Please retype the data in full and exactly; the pictures are not part of the copy.

=====

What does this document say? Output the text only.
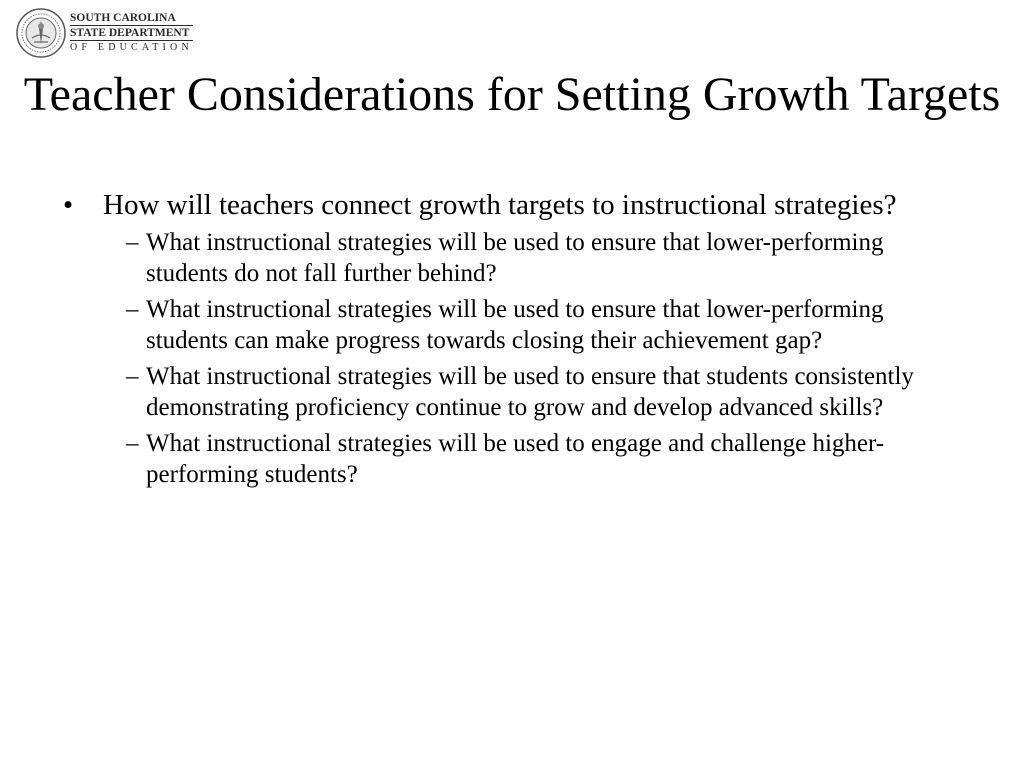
SOUTH CAROLINA
STATE DEPARTMENT
OF EDUCATION
Teacher Considerations for Setting Growth Targets
•	How will teachers connect growth targets to instructional strategies?
– What instructional strategies will be used to ensure that lower-performing students do not fall further behind?
– What instructional strategies will be used to ensure that lower-performing students can make progress towards closing their achievement gap?
– What instructional strategies will be used to ensure that students consistently demonstrating proficiency continue to grow and develop advanced skills?
– What instructional strategies will be used to engage and challenge higher-performing students?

=====

> [OUTPUT OF THE EXERCISE]
What does this document say? Output the text only.
SOUTH CAROLINA
STATE DEPARTMENT
OF EDUCATION
Teacher Considerations for Setting Growth Targets
•	How will teachers connect growth targets to instructional strategies?
– What instructional strategies will be used to ensure that lower-performing students do not fall further behind?
– What instructional strategies will be used to ensure that lower-performing students can make progress towards closing their achievement gap?
– What instructional strategies will be used to ensure that students consistently demonstrating proficiency continue to grow and develop advanced skills?
– What instructional strategies will be used to engage and challenge higher-performing students?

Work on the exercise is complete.